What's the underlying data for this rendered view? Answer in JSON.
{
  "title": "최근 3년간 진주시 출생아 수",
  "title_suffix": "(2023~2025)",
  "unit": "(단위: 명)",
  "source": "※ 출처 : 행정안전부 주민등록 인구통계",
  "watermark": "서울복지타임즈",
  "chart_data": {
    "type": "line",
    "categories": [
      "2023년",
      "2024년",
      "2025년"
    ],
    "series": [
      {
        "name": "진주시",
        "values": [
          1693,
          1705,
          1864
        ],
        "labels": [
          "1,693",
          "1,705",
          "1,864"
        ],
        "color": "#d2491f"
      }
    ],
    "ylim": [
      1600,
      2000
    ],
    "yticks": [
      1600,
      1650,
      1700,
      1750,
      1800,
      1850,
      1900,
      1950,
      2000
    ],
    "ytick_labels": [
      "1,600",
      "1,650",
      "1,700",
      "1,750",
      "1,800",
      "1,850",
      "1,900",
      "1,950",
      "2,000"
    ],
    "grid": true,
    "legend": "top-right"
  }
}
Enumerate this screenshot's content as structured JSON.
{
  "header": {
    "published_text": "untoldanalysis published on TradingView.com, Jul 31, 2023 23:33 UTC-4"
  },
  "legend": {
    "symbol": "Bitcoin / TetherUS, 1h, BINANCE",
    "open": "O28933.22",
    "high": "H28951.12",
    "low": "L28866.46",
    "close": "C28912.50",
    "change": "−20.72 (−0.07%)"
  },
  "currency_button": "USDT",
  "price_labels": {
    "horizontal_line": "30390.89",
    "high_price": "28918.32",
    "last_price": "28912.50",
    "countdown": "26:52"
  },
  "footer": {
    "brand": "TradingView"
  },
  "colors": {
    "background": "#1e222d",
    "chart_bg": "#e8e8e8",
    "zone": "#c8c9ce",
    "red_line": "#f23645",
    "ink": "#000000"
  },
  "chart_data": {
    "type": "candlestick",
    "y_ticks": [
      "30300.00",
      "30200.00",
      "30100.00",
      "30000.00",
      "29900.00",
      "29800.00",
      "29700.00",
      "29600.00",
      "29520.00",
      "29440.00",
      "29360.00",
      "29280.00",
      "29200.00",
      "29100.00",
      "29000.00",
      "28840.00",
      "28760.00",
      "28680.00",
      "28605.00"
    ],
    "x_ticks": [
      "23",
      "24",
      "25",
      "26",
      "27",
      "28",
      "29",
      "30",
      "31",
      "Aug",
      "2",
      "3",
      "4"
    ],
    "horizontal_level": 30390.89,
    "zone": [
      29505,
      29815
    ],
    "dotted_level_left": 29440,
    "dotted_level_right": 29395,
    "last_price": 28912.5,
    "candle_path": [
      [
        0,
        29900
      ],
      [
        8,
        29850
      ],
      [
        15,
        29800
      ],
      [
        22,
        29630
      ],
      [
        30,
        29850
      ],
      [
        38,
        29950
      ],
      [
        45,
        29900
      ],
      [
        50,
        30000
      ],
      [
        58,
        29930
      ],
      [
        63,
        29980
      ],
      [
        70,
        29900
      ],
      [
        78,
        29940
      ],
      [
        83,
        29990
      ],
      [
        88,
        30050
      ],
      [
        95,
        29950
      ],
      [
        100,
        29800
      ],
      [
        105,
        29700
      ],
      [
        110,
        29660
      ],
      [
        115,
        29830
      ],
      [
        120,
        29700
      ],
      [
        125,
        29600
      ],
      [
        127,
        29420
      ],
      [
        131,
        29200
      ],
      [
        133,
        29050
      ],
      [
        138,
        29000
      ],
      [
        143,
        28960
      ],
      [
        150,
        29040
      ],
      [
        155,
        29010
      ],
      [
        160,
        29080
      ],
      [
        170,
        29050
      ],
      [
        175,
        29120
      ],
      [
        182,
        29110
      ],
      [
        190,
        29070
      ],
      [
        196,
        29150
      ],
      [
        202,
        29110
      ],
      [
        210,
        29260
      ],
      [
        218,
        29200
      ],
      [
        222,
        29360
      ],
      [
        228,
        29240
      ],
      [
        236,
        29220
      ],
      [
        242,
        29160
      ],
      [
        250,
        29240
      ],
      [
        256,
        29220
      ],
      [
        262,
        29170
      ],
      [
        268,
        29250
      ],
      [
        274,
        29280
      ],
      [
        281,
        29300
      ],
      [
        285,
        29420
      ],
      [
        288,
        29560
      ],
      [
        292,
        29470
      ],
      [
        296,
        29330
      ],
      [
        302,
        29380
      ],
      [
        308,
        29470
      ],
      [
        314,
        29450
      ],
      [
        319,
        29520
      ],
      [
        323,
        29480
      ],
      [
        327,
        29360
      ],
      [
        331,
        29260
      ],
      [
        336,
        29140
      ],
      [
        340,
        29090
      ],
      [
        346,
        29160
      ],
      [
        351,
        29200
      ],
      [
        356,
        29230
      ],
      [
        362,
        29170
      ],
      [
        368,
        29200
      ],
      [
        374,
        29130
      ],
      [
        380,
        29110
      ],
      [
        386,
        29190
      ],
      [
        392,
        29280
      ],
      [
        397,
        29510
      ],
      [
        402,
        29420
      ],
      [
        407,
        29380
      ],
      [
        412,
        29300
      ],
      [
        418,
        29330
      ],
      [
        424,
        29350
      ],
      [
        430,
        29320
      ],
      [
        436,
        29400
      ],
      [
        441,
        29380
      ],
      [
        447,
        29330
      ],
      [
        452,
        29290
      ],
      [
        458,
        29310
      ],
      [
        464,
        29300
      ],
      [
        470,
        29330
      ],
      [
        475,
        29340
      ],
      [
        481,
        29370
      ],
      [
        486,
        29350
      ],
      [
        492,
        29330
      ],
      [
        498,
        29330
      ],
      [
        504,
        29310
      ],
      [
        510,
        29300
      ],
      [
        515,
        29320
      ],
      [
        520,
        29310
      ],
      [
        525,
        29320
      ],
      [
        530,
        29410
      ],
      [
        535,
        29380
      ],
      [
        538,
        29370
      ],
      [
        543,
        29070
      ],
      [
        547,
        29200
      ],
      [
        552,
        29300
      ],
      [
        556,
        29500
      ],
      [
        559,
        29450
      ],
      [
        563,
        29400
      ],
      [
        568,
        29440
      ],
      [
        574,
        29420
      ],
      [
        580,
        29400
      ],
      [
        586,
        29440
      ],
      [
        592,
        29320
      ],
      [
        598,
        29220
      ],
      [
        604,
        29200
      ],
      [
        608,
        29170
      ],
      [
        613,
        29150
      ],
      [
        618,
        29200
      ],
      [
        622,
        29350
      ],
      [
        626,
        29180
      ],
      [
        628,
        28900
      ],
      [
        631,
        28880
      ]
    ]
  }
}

------------------------

# PROBLEM TO WORK ON
Copy every line of the records above that contains "TradingView".

# RESPONSE TO THIS EXERCISE
    "published_text": "untoldanalysis published on TradingView.com, Jul 31, 2023 23:33 UTC-4"
    "brand": "TradingView"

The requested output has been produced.